Start of Block
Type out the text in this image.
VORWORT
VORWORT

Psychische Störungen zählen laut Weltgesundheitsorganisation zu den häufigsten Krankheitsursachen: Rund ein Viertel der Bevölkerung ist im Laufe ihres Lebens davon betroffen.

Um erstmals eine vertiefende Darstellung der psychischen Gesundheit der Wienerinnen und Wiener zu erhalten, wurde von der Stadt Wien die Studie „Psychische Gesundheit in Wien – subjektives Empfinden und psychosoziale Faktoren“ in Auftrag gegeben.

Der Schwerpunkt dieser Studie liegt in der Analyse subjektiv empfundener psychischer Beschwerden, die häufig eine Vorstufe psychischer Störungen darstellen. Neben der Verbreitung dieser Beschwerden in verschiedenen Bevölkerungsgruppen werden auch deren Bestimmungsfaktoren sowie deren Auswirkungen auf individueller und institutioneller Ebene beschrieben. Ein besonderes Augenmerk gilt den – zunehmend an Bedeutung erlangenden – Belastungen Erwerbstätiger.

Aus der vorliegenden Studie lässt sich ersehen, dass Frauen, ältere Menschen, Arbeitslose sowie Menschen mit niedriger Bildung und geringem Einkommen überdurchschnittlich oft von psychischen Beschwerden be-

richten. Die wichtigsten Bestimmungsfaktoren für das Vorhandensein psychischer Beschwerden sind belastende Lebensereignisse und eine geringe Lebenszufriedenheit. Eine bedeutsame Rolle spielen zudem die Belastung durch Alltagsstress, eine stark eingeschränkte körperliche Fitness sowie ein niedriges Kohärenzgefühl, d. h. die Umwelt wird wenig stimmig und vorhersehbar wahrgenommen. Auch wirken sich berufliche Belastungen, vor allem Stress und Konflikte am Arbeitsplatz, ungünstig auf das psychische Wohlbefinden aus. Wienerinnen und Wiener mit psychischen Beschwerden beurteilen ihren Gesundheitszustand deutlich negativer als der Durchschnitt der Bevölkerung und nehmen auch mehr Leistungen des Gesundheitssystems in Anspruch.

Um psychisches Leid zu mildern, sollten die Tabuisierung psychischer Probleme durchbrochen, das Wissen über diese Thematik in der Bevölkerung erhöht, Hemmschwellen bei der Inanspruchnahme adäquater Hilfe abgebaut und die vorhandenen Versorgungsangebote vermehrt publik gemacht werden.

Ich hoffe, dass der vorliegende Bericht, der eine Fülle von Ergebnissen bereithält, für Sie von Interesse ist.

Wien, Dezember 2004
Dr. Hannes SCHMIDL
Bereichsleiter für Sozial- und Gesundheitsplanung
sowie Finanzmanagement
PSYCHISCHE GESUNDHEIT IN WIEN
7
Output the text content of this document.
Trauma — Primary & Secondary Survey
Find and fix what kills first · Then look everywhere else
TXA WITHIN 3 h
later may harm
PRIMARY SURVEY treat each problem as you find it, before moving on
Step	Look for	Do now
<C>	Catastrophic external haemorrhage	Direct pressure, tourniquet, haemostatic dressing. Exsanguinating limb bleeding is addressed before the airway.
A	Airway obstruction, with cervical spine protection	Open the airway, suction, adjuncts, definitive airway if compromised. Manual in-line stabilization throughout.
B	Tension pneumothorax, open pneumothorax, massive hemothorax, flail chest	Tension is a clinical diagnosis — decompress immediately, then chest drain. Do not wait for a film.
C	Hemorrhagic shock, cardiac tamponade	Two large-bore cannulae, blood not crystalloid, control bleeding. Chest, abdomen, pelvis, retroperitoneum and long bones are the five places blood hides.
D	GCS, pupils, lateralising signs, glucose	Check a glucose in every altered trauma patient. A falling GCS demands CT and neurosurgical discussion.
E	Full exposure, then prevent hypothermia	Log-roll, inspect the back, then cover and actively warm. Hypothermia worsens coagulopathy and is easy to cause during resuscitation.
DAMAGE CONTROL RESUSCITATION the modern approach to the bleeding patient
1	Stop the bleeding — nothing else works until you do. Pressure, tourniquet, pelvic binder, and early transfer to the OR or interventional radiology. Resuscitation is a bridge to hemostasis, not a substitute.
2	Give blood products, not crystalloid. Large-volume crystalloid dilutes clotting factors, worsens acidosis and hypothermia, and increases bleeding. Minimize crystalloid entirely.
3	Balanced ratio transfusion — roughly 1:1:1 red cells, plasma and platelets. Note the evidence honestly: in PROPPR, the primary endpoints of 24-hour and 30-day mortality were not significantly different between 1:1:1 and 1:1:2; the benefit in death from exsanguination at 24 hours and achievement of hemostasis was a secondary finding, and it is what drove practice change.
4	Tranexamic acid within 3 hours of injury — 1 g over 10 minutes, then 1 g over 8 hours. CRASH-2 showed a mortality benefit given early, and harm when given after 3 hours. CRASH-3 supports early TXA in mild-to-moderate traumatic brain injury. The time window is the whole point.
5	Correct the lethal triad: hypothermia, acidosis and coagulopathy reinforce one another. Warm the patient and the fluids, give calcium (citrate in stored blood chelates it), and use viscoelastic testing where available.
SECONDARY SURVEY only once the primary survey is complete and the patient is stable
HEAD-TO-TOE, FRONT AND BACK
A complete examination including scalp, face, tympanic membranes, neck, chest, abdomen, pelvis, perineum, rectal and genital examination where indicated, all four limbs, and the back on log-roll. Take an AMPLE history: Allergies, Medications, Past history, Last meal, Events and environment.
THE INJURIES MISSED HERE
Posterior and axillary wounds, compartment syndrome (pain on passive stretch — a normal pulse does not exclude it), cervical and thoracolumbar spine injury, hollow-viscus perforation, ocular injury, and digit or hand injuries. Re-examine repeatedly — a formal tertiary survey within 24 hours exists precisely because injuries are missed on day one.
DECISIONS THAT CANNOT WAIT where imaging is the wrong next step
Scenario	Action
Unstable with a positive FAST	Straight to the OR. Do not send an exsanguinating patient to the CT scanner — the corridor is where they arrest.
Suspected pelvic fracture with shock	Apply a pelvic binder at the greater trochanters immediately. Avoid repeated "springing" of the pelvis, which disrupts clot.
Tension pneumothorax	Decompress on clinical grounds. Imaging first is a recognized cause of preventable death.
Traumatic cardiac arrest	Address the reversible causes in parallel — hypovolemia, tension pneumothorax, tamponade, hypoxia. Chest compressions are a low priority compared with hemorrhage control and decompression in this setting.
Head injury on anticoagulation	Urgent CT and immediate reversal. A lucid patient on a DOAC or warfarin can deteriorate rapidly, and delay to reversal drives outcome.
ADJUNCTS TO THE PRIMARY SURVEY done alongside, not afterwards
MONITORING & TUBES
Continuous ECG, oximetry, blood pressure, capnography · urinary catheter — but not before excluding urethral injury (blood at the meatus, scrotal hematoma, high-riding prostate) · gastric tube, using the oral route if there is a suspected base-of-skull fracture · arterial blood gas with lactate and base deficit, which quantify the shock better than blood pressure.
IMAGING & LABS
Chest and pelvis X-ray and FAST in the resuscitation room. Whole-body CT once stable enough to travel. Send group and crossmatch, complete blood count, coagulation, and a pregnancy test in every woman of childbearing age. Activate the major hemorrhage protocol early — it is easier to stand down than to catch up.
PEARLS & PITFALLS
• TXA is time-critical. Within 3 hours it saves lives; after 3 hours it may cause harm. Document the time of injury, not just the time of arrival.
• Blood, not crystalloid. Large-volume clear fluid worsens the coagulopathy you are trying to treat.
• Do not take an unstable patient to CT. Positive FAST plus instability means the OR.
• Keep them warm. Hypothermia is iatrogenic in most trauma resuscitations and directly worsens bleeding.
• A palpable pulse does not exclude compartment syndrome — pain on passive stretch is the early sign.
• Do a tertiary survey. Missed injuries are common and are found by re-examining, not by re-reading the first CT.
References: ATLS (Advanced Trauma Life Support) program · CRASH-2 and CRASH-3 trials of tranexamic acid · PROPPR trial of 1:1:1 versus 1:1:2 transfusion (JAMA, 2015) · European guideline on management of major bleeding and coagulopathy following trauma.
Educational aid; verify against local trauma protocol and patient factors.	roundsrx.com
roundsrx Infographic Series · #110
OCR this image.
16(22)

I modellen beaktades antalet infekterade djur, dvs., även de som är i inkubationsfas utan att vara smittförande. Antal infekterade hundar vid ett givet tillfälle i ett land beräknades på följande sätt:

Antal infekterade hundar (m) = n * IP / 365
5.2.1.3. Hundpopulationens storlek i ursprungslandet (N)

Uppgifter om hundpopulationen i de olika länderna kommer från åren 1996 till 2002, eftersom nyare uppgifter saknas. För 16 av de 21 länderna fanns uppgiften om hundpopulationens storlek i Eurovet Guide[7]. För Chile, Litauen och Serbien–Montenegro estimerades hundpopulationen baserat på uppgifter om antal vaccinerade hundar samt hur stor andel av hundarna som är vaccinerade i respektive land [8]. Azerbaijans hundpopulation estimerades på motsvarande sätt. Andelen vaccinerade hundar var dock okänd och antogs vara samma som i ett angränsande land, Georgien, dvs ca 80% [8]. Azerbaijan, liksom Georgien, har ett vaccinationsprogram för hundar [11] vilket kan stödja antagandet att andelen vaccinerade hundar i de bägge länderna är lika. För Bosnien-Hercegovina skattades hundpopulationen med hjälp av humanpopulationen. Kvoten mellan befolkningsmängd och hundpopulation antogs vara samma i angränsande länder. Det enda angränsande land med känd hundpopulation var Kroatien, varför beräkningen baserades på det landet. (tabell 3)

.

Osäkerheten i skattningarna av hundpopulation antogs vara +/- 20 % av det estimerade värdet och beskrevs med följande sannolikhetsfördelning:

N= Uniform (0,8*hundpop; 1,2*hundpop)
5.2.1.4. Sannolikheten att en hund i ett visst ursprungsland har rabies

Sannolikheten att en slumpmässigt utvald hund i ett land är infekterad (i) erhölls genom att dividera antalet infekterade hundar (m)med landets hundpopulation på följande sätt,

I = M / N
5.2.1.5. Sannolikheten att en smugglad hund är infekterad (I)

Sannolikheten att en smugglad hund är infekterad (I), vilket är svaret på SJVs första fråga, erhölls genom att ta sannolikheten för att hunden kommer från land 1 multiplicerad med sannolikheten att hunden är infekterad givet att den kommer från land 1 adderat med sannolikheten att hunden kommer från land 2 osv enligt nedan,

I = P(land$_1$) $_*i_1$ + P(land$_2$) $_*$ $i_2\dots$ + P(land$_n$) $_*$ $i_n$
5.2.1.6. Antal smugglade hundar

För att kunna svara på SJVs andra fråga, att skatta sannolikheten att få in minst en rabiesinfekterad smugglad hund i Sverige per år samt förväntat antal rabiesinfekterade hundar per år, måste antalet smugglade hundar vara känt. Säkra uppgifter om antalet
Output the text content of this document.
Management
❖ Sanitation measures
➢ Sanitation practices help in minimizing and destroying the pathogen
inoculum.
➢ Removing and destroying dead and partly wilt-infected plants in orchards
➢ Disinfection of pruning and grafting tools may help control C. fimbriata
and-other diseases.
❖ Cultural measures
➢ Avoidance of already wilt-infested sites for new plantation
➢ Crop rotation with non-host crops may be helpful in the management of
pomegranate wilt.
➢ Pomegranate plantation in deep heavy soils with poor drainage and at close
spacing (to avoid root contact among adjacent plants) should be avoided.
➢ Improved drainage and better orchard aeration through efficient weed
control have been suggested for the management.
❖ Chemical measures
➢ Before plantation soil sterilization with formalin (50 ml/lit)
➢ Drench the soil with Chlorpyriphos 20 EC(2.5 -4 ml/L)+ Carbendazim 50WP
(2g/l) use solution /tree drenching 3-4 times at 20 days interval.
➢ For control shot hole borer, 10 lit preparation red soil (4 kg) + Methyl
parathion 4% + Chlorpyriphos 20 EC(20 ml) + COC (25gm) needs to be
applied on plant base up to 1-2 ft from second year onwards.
End of Block
Assigned task:
Once you have found every line above holding the word "death", copy those lines.

Expected answer:
3	Balanced ratio transfusion — roughly 1:1:1 red cells, plasma and platelets. Note the evidence honestly: in PROPPR, the primary endpoints of 24-hour and 30-day mortality were not significantly different between 1:1:1 and 1:1:2; the benefit in death from exsanguination at 24 hours and achievement of hemostasis was a secondary finding, and it is what drove practice change.
Tension pneumothorax	Decompress on clinical grounds. Imaging first is a recognized cause of preventable death.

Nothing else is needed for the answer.